[Extracted records]
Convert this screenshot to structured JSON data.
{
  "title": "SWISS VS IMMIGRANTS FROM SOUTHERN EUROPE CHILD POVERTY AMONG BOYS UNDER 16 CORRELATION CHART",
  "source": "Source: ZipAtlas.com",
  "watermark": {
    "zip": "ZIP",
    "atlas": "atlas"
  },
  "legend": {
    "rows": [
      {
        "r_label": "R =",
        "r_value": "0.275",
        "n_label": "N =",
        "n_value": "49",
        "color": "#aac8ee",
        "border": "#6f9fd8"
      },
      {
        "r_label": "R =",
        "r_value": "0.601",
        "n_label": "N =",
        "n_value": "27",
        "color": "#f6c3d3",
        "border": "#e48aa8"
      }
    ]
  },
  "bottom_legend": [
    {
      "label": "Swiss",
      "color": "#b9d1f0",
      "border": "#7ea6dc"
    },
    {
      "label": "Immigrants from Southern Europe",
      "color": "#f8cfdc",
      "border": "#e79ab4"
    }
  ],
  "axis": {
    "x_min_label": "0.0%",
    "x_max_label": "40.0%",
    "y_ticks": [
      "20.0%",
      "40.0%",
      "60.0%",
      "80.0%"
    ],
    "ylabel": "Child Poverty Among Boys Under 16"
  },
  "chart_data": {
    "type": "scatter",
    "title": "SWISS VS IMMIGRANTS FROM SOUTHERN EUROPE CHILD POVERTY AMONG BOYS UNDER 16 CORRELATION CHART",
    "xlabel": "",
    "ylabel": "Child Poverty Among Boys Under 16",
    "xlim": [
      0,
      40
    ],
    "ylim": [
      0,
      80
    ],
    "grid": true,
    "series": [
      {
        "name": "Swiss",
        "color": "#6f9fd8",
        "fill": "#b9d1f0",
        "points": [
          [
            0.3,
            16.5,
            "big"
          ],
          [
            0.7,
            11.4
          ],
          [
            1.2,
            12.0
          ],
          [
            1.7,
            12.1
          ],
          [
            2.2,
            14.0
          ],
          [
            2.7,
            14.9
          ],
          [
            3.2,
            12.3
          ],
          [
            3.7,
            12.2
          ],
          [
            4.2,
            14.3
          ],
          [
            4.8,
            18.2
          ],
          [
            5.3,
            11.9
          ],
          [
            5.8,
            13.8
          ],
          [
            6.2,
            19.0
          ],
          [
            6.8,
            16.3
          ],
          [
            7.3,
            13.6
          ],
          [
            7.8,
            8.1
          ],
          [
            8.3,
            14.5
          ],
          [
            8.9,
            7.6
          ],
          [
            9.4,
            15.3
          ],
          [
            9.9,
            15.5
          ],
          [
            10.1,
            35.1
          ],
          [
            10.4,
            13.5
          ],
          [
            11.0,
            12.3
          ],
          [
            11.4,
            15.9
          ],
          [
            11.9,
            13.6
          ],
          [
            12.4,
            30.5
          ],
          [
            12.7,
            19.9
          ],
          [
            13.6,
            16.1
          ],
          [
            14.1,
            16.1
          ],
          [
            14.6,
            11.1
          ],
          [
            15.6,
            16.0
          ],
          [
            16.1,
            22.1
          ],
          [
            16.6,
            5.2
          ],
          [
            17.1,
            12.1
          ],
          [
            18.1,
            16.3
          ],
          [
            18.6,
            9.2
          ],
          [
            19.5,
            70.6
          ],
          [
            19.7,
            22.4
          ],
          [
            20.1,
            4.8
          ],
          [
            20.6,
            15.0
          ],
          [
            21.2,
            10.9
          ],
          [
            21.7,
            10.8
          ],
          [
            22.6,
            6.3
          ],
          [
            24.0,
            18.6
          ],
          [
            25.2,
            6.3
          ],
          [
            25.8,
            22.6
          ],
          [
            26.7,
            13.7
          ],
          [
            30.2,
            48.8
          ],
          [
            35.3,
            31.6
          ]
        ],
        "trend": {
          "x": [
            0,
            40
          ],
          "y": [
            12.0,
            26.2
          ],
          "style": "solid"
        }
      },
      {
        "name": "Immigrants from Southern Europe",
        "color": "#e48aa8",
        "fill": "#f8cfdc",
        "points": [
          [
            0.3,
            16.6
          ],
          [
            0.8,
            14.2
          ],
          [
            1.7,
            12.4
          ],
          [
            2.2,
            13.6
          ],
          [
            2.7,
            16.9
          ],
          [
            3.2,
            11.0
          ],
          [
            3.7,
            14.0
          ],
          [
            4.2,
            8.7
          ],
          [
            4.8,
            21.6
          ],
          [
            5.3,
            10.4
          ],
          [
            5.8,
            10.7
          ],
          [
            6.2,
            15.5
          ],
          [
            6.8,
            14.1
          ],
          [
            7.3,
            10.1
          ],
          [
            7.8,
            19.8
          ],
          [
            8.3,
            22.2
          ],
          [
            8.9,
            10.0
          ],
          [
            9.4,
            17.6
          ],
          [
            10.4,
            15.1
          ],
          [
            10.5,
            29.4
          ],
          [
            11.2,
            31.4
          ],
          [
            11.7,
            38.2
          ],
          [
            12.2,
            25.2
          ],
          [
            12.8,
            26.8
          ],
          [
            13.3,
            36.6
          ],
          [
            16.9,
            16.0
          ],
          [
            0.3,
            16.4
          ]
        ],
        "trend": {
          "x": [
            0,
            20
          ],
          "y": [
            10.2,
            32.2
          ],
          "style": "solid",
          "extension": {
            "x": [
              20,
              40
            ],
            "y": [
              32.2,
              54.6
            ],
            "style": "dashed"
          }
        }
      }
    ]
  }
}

[The request]
Copy all of the data. Keep every word exactly as it is.

[Answer to the task]
Convert this screenshot to structured JSON data.
{
  "title": "SWISS VS IMMIGRANTS FROM SOUTHERN EUROPE CHILD POVERTY AMONG BOYS UNDER 16 CORRELATION CHART",
  "source": "Source: ZipAtlas.com",
  "watermark": {
    "zip": "ZIP",
    "atlas": "atlas"
  },
  "legend": {
    "rows": [
      {
        "r_label": "R =",
        "r_value": "0.275",
        "n_label": "N =",
        "n_value": "49",
        "color": "#aac8ee",
        "border": "#6f9fd8"
      },
      {
        "r_label": "R =",
        "r_value": "0.601",
        "n_label": "N =",
        "n_value": "27",
        "color": "#f6c3d3",
        "border": "#e48aa8"
      }
    ]
  },
  "bottom_legend": [
    {
      "label": "Swiss",
      "color": "#b9d1f0",
      "border": "#7ea6dc"
    },
    {
      "label": "Immigrants from Southern Europe",
      "color": "#f8cfdc",
      "border": "#e79ab4"
    }
  ],
  "axis": {
    "x_min_label": "0.0%",
    "x_max_label": "40.0%",
    "y_ticks": [
      "20.0%",
      "40.0%",
      "60.0%",
      "80.0%"
    ],
    "ylabel": "Child Poverty Among Boys Under 16"
  },
  "chart_data": {
    "type": "scatter",
    "title": "SWISS VS IMMIGRANTS FROM SOUTHERN EUROPE CHILD POVERTY AMONG BOYS UNDER 16 CORRELATION CHART",
    "xlabel": "",
    "ylabel": "Child Poverty Among Boys Under 16",
    "xlim": [
      0,
      40
    ],
    "ylim": [
      0,
      80
    ],
    "grid": true,
    "series": [
      {
        "name": "Swiss",
        "color": "#6f9fd8",
        "fill": "#b9d1f0",
        "points": [
          [
            0.3,
            16.5,
            "big"
          ],
          [
            0.7,
            11.4
          ],
          [
            1.2,
            12.0
          ],
          [
            1.7,
            12.1
          ],
          [
            2.2,
            14.0
          ],
          [
            2.7,
            14.9
          ],
          [
            3.2,
            12.3
          ],
          [
            3.7,
            12.2
          ],
          [
            4.2,
            14.3
          ],
          [
            4.8,
            18.2
          ],
          [
            5.3,
            11.9
          ],
          [
            5.8,
            13.8
          ],
          [
            6.2,
            19.0
          ],
          [
            6.8,
            16.3
          ],
          [
            7.3,
            13.6
          ],
          [
            7.8,
            8.1
          ],
          [
            8.3,
            14.5
          ],
          [
            8.9,
            7.6
          ],
          [
            9.4,
            15.3
          ],
          [
            9.9,
            15.5
          ],
          [
            10.1,
            35.1
          ],
          [
            10.4,
            13.5
          ],
          [
            11.0,
            12.3
          ],
          [
            11.4,
            15.9
          ],
          [
            11.9,
            13.6
          ],
          [
            12.4,
            30.5
          ],
          [
            12.7,
            19.9
          ],
          [
            13.6,
            16.1
          ],
          [
            14.1,
            16.1
          ],
          [
            14.6,
            11.1
          ],
          [
            15.6,
            16.0
          ],
          [
            16.1,
            22.1
          ],
          [
            16.6,
            5.2
          ],
          [
            17.1,
            12.1
          ],
          [
            18.1,
            16.3
          ],
          [
            18.6,
            9.2
          ],
          [
            19.5,
            70.6
          ],
          [
            19.7,
            22.4
          ],
          [
            20.1,
            4.8
          ],
          [
            20.6,
            15.0
          ],
          [
            21.2,
            10.9
          ],
          [
            21.7,
            10.8
          ],
          [
            22.6,
            6.3
          ],
          [
            24.0,
            18.6
          ],
          [
            25.2,
            6.3
          ],
          [
            25.8,
            22.6
          ],
          [
            26.7,
            13.7
          ],
          [
            30.2,
            48.8
          ],
          [
            35.3,
            31.6
          ]
        ],
        "trend": {
          "x": [
            0,
            40
          ],
          "y": [
            12.0,
            26.2
          ],
          "style": "solid"
        }
      },
      {
        "name": "Immigrants from Southern Europe",
        "color": "#e48aa8",
        "fill": "#f8cfdc",
        "points": [
          [
            0.3,
            16.6
          ],
          [
            0.8,
            14.2
          ],
          [
            1.7,
            12.4
          ],
          [
            2.2,
            13.6
          ],
          [
            2.7,
            16.9
          ],
          [
            3.2,
            11.0
          ],
          [
            3.7,
            14.0
          ],
          [
            4.2,
            8.7
          ],
          [
            4.8,
            21.6
          ],
          [
            5.3,
            10.4
          ],
          [
            5.8,
            10.7
          ],
          [
            6.2,
            15.5
          ],
          [
            6.8,
            14.1
          ],
          [
            7.3,
            10.1
          ],
          [
            7.8,
            19.8
          ],
          [
            8.3,
            22.2
          ],
          [
            8.9,
            10.0
          ],
          [
            9.4,
            17.6
          ],
          [
            10.4,
            15.1
          ],
          [
            10.5,
            29.4
          ],
          [
            11.2,
            31.4
          ],
          [
            11.7,
            38.2
          ],
          [
            12.2,
            25.2
          ],
          [
            12.8,
            26.8
          ],
          [
            13.3,
            36.6
          ],
          [
            16.9,
            16.0
          ],
          [
            0.3,
            16.4
          ]
        ],
        "trend": {
          "x": [
            0,
            20
          ],
          "y": [
            10.2,
            32.2
          ],
          "style": "solid",
          "extension": {
            "x": [
              20,
              40
            ],
            "y": [
              32.2,
              54.6
            ],
            "style": "dashed"
          }
        }
      }
    ]
  }
}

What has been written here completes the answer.